>> Begin Provided records

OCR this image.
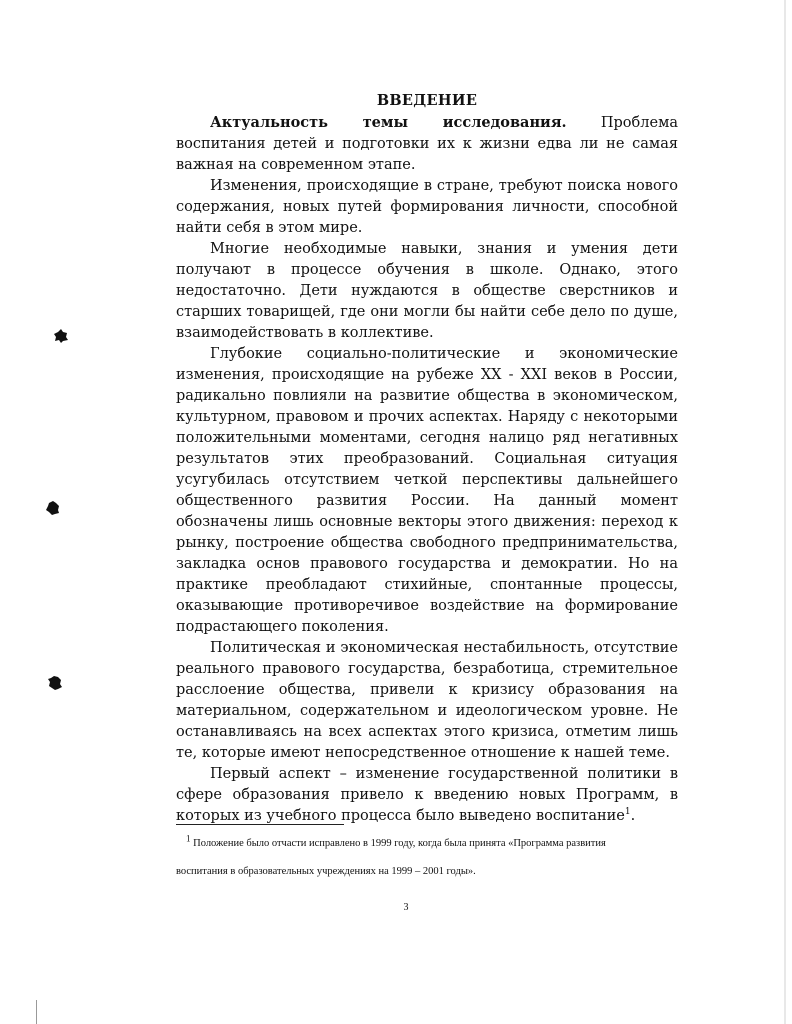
ВВЕДЕНИЕ

Актуальность темы исследования. Проблема воспитания детей и подготовки их к жизни едва ли не самая важная на современном этапе.

Изменения, происходящие в стране, требуют поиска нового содержания, новых путей формирования личности, способной найти себя в этом мире.

Многие необходимые навыки, знания и умения дети получают в процессе обучения в школе. Однако, этого недостаточно. Дети нуждаются в обществе сверстников и старших товарищей, где они могли бы найти себе дело по душе, взаимодействовать в коллективе.

Глубокие социально-политические и экономические изменения, происходящие на рубеже XX - XXI веков в России, радикально повлияли на развитие общества в экономическом, культурном, правовом и прочих аспектах. Наряду с некоторыми положительными моментами, сегодня налицо ряд негативных результатов этих преобразований. Социальная ситуация усугубилась отсутствием четкой перспективы дальнейшего общественного развития России. На данный момент обозначены лишь основные векторы этого движения: переход к рынку, построение общества свободного предпринимательства, закладка основ правового государства и демократии. Но на практике преобладают стихийные, спонтанные процессы, оказывающие противоречивое воздействие на формирование подрастающего поколения.

Политическая и экономическая нестабильность, отсутствие реального правового государства, безработица, стремительное расслоение общества, привели к кризису образования на материальном, содержательном и идеологическом уровне. Не останавливаясь на всех аспектах этого кризиса, отметим лишь те, которые имеют непосредственное отношение к нашей теме.

Первый аспект – изменение государственной политики в сфере образования привело к введению новых Программ, в которых из учебного процесса было выведено воспитание$^1$.

$^1$ Положение было отчасти исправлено в 1999 году, когда была принята «Программа развития воспитания в образовательных учреждениях на 1999 – 2001 годы».
3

>> End Provided records

Given problem »
The records above should be reproduced exactly, with no pictures included.

Answer in full »
OCR this image.
ВВЕДЕНИЕ

Актуальность темы исследования. Проблема воспитания детей и подготовки их к жизни едва ли не самая важная на современном этапе.

Изменения, происходящие в стране, требуют поиска нового содержания, новых путей формирования личности, способной найти себя в этом мире.

Многие необходимые навыки, знания и умения дети получают в процессе обучения в школе. Однако, этого недостаточно. Дети нуждаются в обществе сверстников и старших товарищей, где они могли бы найти себе дело по душе, взаимодействовать в коллективе.

Глубокие социально-политические и экономические изменения, происходящие на рубеже XX - XXI веков в России, радикально повлияли на развитие общества в экономическом, культурном, правовом и прочих аспектах. Наряду с некоторыми положительными моментами, сегодня налицо ряд негативных результатов этих преобразований. Социальная ситуация усугубилась отсутствием четкой перспективы дальнейшего общественного развития России. На данный момент обозначены лишь основные векторы этого движения: переход к рынку, построение общества свободного предпринимательства, закладка основ правового государства и демократии. Но на практике преобладают стихийные, спонтанные процессы, оказывающие противоречивое воздействие на формирование подрастающего поколения.

Политическая и экономическая нестабильность, отсутствие реального правового государства, безработица, стремительное расслоение общества, привели к кризису образования на материальном, содержательном и идеологическом уровне. Не останавливаясь на всех аспектах этого кризиса, отметим лишь те, которые имеют непосредственное отношение к нашей теме.

Первый аспект – изменение государственной политики в сфере образования привело к введению новых Программ, в которых из учебного процесса было выведено воспитание$^1$.

$^1$ Положение было отчасти исправлено в 1999 году, когда была принята «Программа развития воспитания в образовательных учреждениях на 1999 – 2001 годы».
3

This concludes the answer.